Begin Entries shown

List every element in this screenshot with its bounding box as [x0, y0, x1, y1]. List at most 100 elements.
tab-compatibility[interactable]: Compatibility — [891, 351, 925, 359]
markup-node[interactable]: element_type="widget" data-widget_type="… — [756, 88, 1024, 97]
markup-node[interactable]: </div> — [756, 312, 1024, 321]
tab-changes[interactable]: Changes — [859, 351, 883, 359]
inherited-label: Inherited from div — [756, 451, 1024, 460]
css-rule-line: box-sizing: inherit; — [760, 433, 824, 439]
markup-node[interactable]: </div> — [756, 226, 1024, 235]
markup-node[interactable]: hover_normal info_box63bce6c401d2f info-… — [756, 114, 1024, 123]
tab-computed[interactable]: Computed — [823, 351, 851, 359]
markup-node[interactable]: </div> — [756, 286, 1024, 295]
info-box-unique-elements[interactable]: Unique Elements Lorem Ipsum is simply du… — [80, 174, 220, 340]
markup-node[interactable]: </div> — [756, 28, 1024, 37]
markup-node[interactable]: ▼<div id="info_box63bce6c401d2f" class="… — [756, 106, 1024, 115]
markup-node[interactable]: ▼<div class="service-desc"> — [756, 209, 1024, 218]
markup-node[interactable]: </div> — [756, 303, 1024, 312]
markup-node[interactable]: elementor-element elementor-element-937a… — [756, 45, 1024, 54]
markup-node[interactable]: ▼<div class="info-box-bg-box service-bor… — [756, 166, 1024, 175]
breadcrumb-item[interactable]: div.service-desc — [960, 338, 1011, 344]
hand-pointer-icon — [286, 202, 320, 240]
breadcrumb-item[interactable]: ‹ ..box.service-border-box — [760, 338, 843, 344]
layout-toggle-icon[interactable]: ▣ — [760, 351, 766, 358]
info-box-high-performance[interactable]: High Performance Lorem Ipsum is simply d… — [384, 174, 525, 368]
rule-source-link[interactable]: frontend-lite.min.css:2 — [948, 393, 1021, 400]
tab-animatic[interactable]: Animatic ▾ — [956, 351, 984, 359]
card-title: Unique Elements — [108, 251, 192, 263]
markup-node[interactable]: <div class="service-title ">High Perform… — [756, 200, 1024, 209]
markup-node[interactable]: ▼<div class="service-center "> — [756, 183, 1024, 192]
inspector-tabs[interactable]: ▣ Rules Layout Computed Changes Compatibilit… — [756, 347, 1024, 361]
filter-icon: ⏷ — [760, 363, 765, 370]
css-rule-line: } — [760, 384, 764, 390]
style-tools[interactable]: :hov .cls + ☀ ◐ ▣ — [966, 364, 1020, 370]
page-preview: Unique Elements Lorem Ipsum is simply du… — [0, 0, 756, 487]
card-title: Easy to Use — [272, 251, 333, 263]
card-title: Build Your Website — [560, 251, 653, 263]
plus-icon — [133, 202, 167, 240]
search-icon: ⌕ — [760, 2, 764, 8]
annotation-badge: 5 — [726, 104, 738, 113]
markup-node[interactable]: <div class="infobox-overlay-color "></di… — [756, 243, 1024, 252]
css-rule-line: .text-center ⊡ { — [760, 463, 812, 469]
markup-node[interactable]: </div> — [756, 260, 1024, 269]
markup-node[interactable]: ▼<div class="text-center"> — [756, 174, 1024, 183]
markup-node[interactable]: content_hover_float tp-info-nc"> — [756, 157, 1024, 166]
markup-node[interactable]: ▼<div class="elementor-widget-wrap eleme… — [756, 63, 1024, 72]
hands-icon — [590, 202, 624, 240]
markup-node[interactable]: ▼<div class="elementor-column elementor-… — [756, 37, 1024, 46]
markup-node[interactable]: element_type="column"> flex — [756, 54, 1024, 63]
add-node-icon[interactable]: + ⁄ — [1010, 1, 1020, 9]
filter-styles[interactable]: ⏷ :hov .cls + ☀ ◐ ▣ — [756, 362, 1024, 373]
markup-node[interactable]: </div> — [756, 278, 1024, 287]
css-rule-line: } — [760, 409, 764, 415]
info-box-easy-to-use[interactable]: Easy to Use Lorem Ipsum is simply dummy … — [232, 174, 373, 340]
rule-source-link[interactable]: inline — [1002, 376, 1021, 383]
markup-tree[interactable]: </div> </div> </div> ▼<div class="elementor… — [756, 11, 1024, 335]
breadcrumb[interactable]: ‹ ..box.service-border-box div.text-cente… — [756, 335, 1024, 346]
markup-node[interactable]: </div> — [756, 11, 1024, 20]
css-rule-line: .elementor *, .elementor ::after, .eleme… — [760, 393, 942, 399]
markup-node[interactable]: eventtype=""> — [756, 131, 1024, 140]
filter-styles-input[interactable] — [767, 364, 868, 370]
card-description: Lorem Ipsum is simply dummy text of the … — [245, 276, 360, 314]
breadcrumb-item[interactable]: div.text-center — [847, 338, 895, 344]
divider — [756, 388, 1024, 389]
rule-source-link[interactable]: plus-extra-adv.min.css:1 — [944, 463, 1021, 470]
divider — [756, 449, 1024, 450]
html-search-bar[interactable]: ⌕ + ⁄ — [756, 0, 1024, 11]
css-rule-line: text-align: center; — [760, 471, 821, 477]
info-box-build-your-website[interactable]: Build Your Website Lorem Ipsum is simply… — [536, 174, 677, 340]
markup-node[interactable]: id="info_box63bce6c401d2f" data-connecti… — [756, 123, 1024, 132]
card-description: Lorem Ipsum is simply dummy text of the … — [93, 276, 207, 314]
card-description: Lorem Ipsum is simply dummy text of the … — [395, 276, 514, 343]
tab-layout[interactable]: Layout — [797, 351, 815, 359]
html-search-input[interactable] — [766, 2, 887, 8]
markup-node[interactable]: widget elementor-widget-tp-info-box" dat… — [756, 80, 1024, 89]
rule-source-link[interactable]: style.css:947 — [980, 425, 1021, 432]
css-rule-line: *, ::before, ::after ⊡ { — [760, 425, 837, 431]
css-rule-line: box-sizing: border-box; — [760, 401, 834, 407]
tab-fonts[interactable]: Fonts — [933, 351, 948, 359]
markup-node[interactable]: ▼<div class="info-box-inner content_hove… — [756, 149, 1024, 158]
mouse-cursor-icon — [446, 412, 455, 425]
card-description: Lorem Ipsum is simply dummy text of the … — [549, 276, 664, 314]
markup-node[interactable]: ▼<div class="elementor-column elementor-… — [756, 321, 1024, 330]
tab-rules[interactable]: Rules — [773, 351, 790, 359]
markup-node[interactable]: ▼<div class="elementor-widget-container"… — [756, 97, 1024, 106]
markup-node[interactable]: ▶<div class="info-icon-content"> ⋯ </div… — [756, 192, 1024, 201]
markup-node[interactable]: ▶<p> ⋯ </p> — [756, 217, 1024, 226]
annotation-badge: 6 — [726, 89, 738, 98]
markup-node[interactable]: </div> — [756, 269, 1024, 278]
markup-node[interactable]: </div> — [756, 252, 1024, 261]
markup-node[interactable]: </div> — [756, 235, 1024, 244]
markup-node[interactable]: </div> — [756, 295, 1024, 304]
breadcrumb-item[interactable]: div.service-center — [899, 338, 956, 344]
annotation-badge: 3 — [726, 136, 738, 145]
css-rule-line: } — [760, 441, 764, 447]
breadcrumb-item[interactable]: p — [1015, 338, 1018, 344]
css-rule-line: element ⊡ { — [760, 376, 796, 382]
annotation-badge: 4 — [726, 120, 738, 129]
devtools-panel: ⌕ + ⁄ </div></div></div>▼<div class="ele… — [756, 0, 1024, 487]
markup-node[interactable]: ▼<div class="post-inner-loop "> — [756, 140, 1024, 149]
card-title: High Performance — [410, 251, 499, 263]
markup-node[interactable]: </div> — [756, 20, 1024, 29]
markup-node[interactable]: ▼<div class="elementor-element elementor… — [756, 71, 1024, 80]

End Entries shown

#### Task brief:
Return every line of the items above unchanged, from first to last.

#### Result of the exercise:
List every element in this screenshot with its bounding box as [x0, y0, x1, y1]. List at most 100 elements.
tab-compatibility[interactable]: Compatibility — [891, 351, 925, 359]
markup-node[interactable]: element_type="widget" data-widget_type="… — [756, 88, 1024, 97]
markup-node[interactable]: </div> — [756, 312, 1024, 321]
tab-changes[interactable]: Changes — [859, 351, 883, 359]
inherited-label: Inherited from div — [756, 451, 1024, 460]
css-rule-line: box-sizing: inherit; — [760, 433, 824, 439]
markup-node[interactable]: </div> — [756, 226, 1024, 235]
markup-node[interactable]: hover_normal info_box63bce6c401d2f info-… — [756, 114, 1024, 123]
tab-computed[interactable]: Computed — [823, 351, 851, 359]
markup-node[interactable]: </div> — [756, 286, 1024, 295]
info-box-unique-elements[interactable]: Unique Elements Lorem Ipsum is simply du… — [80, 174, 220, 340]
markup-node[interactable]: </div> — [756, 28, 1024, 37]
markup-node[interactable]: ▼<div id="info_box63bce6c401d2f" class="… — [756, 106, 1024, 115]
markup-node[interactable]: ▼<div class="service-desc"> — [756, 209, 1024, 218]
markup-node[interactable]: </div> — [756, 303, 1024, 312]
markup-node[interactable]: elementor-element elementor-element-937a… — [756, 45, 1024, 54]
markup-node[interactable]: ▼<div class="info-box-bg-box service-bor… — [756, 166, 1024, 175]
breadcrumb-item[interactable]: div.service-desc — [960, 338, 1011, 344]
hand-pointer-icon — [286, 202, 320, 240]
breadcrumb-item[interactable]: ‹ ..box.service-border-box — [760, 338, 843, 344]
layout-toggle-icon[interactable]: ▣ — [760, 351, 766, 358]
info-box-high-performance[interactable]: High Performance Lorem Ipsum is simply d… — [384, 174, 525, 368]
rule-source-link[interactable]: frontend-lite.min.css:2 — [948, 393, 1021, 400]
tab-animatic[interactable]: Animatic ▾ — [956, 351, 984, 359]
card-title: Unique Elements — [108, 251, 192, 263]
markup-node[interactable]: <div class="service-title ">High Perform… — [756, 200, 1024, 209]
markup-node[interactable]: ▼<div class="service-center "> — [756, 183, 1024, 192]
inspector-tabs[interactable]: ▣ Rules Layout Computed Changes Compatibilit… — [756, 347, 1024, 361]
filter-icon: ⏷ — [760, 363, 765, 370]
css-rule-line: } — [760, 384, 764, 390]
style-tools[interactable]: :hov .cls + ☀ ◐ ▣ — [966, 364, 1020, 370]
page-preview: Unique Elements Lorem Ipsum is simply du… — [0, 0, 756, 487]
card-title: Easy to Use — [272, 251, 333, 263]
card-title: Build Your Website — [560, 251, 653, 263]
plus-icon — [133, 202, 167, 240]
search-icon: ⌕ — [760, 2, 764, 8]
annotation-badge: 5 — [726, 104, 738, 113]
markup-node[interactable]: <div class="infobox-overlay-color "></di… — [756, 243, 1024, 252]
css-rule-line: .text-center ⊡ { — [760, 463, 812, 469]
markup-node[interactable]: </div> — [756, 260, 1024, 269]
markup-node[interactable]: ▼<div class="text-center"> — [756, 174, 1024, 183]
markup-node[interactable]: content_hover_float tp-info-nc"> — [756, 157, 1024, 166]
markup-node[interactable]: ▼<div class="elementor-widget-wrap eleme… — [756, 63, 1024, 72]
hands-icon — [590, 202, 624, 240]
markup-node[interactable]: ▼<div class="elementor-column elementor-… — [756, 37, 1024, 46]
markup-node[interactable]: element_type="column"> flex — [756, 54, 1024, 63]
add-node-icon[interactable]: + ⁄ — [1010, 1, 1020, 9]
filter-styles[interactable]: ⏷ :hov .cls + ☀ ◐ ▣ — [756, 362, 1024, 373]
markup-node[interactable]: </div> — [756, 278, 1024, 287]
css-rule-line: } — [760, 409, 764, 415]
info-box-easy-to-use[interactable]: Easy to Use Lorem Ipsum is simply dummy … — [232, 174, 373, 340]
rule-source-link[interactable]: inline — [1002, 376, 1021, 383]
markup-tree[interactable]: </div> </div> </div> ▼<div class="elementor… — [756, 11, 1024, 335]
breadcrumb[interactable]: ‹ ..box.service-border-box div.text-cente… — [756, 335, 1024, 346]
markup-node[interactable]: </div> — [756, 11, 1024, 20]
css-rule-line: .elementor *, .elementor ::after, .eleme… — [760, 393, 942, 399]
markup-node[interactable]: eventtype=""> — [756, 131, 1024, 140]
filter-styles-input[interactable] — [767, 364, 868, 370]
card-description: Lorem Ipsum is simply dummy text of the … — [245, 276, 360, 314]
breadcrumb-item[interactable]: div.text-center — [847, 338, 895, 344]
divider — [756, 388, 1024, 389]
rule-source-link[interactable]: plus-extra-adv.min.css:1 — [944, 463, 1021, 470]
divider — [756, 449, 1024, 450]
html-search-bar[interactable]: ⌕ + ⁄ — [756, 0, 1024, 11]
css-rule-line: text-align: center; — [760, 471, 821, 477]
info-box-build-your-website[interactable]: Build Your Website Lorem Ipsum is simply… — [536, 174, 677, 340]
markup-node[interactable]: id="info_box63bce6c401d2f" data-connecti… — [756, 123, 1024, 132]
card-description: Lorem Ipsum is simply dummy text of the … — [93, 276, 207, 314]
card-description: Lorem Ipsum is simply dummy text of the … — [395, 276, 514, 343]
tab-layout[interactable]: Layout — [797, 351, 815, 359]
html-search-input[interactable] — [766, 2, 887, 8]
markup-node[interactable]: widget elementor-widget-tp-info-box" dat… — [756, 80, 1024, 89]
rule-source-link[interactable]: style.css:947 — [980, 425, 1021, 432]
css-rule-line: *, ::before, ::after ⊡ { — [760, 425, 837, 431]
css-rule-line: box-sizing: border-box; — [760, 401, 834, 407]
tab-fonts[interactable]: Fonts — [933, 351, 948, 359]
markup-node[interactable]: ▼<div class="info-box-inner content_hove… — [756, 149, 1024, 158]
mouse-cursor-icon — [446, 412, 455, 425]
card-description: Lorem Ipsum is simply dummy text of the … — [549, 276, 664, 314]
markup-node[interactable]: ▼<div class="elementor-column elementor-… — [756, 321, 1024, 330]
tab-rules[interactable]: Rules — [773, 351, 790, 359]
markup-node[interactable]: ▼<div class="elementor-widget-container"… — [756, 97, 1024, 106]
markup-node[interactable]: ▶<div class="info-icon-content"> ⋯ </div… — [756, 192, 1024, 201]
markup-node[interactable]: ▶<p> ⋯ </p> — [756, 217, 1024, 226]
annotation-badge: 6 — [726, 89, 738, 98]
markup-node[interactable]: </div> — [756, 269, 1024, 278]
markup-node[interactable]: </div> — [756, 252, 1024, 261]
markup-node[interactable]: </div> — [756, 235, 1024, 244]
markup-node[interactable]: </div> — [756, 295, 1024, 304]
breadcrumb-item[interactable]: div.service-center — [899, 338, 956, 344]
annotation-badge: 3 — [726, 136, 738, 145]
css-rule-line: } — [760, 441, 764, 447]
breadcrumb-item[interactable]: p — [1015, 338, 1018, 344]
css-rule-line: element ⊡ { — [760, 376, 796, 382]
annotation-badge: 4 — [726, 120, 738, 129]
devtools-panel: ⌕ + ⁄ </div></div></div>▼<div class="ele… — [756, 0, 1024, 487]
markup-node[interactable]: ▼<div class="post-inner-loop "> — [756, 140, 1024, 149]
card-title: High Performance — [410, 251, 499, 263]
markup-node[interactable]: </div> — [756, 20, 1024, 29]
markup-node[interactable]: ▼<div class="elementor-element elementor… — [756, 71, 1024, 80]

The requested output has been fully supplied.